§ **INFORMATION PROVIDED**:
==============================

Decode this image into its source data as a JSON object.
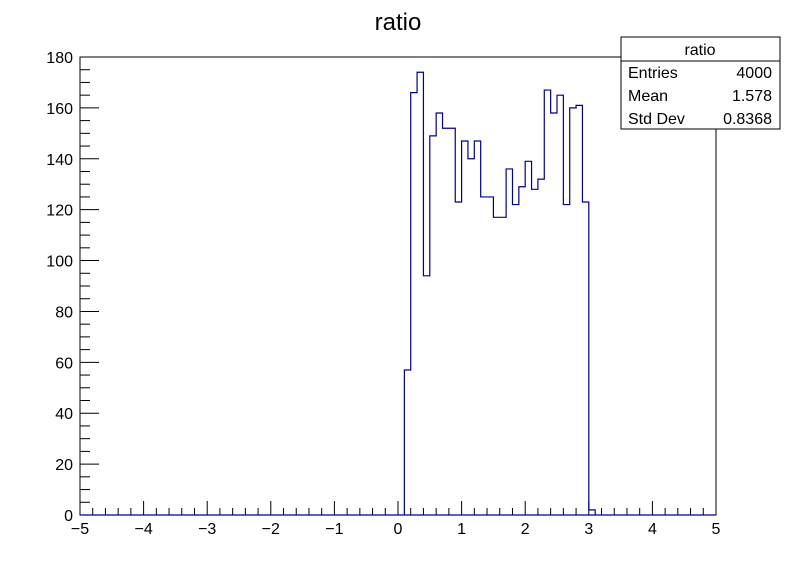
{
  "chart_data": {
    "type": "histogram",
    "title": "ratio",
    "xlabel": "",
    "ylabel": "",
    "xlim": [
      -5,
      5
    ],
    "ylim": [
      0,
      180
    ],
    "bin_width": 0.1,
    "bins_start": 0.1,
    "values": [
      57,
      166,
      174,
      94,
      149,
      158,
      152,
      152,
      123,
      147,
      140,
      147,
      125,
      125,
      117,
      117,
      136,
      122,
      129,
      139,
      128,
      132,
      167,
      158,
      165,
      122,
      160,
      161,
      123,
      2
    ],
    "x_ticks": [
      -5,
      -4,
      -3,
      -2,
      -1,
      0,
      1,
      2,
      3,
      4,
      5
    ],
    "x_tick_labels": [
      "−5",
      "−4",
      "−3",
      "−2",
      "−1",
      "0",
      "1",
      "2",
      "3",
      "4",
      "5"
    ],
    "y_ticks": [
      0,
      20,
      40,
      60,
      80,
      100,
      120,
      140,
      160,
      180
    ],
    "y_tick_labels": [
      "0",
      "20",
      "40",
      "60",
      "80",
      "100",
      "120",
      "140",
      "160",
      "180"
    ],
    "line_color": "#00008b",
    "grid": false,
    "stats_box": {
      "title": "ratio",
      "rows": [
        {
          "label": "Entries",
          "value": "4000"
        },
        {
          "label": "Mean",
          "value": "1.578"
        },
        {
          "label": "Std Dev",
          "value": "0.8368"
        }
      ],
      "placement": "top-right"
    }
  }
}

==============================

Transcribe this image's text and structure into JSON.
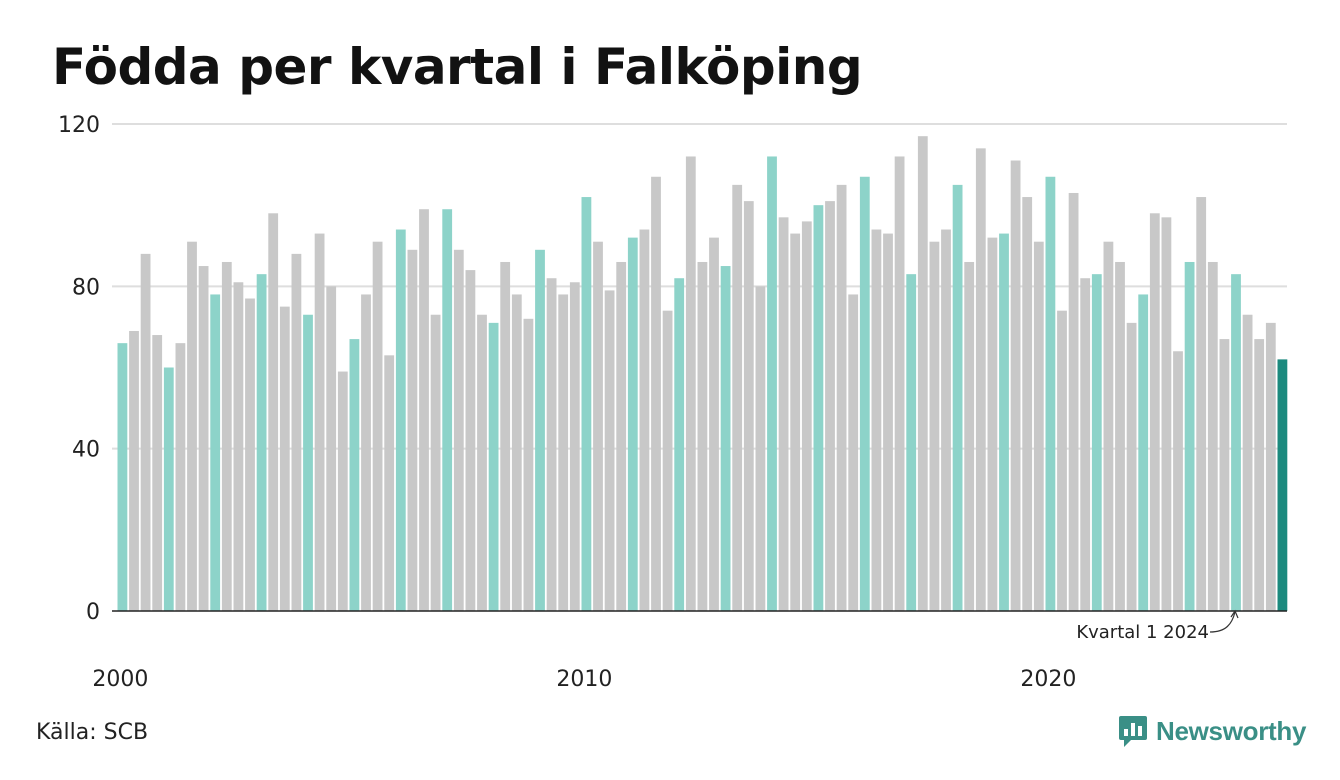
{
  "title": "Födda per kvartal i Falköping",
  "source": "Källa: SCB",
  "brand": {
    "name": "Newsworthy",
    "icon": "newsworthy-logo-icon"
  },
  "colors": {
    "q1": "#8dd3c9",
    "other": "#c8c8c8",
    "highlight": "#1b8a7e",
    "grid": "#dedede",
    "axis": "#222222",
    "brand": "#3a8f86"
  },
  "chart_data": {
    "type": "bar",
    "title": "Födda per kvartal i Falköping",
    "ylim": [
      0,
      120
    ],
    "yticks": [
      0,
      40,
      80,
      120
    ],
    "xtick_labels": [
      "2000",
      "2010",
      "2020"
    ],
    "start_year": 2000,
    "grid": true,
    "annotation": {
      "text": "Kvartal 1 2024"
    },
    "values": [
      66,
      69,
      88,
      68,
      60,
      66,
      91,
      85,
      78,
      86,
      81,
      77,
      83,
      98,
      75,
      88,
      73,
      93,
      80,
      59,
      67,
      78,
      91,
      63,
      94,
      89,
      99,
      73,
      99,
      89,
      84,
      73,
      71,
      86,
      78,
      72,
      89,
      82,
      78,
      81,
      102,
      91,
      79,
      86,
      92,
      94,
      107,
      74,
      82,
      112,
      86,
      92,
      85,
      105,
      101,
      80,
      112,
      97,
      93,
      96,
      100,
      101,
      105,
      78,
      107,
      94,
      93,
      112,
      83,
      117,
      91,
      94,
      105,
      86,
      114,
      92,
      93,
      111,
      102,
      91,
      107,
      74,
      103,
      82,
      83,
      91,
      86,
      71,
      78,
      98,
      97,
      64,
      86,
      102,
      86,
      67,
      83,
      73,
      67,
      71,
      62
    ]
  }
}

==============================

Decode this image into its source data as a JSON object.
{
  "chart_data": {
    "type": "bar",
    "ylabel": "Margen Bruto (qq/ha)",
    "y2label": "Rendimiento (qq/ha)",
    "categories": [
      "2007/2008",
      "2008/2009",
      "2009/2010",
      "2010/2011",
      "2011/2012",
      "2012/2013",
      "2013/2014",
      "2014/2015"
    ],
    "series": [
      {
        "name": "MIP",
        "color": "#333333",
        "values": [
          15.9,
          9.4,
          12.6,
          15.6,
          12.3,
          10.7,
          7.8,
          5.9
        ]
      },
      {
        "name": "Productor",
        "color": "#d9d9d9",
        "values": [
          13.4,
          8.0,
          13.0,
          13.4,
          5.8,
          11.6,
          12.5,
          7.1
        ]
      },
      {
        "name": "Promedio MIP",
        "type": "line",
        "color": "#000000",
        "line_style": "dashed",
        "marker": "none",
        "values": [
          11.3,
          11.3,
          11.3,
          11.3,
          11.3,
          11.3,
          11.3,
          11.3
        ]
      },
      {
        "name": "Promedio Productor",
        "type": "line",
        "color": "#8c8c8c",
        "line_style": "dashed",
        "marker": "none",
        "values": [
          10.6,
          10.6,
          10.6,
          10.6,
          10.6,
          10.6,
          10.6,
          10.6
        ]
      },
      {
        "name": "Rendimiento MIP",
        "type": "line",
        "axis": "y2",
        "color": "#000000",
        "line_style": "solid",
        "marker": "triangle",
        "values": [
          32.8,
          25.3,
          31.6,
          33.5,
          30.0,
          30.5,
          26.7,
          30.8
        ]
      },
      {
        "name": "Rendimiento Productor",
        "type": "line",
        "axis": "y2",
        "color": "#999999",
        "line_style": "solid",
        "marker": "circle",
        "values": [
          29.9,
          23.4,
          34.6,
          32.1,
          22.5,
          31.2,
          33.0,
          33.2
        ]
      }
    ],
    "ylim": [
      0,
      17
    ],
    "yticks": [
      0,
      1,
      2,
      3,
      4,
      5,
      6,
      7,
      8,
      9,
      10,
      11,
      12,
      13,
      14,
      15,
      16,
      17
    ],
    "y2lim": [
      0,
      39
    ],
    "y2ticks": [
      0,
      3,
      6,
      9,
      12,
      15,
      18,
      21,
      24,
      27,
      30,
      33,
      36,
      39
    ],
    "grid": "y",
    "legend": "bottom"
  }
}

==============================

§ **REQUEST**: Copy out every line of the listing that contains the string "name".

§ **EXERCISE RESPONSE**:
    "name": "Newsworthy",
        "name": "MIP",
        "name": "Productor",
        "name": "Promedio MIP",
        "name": "Promedio Productor",
        "name": "Rendimiento MIP",
        "name": "Rendimiento Productor",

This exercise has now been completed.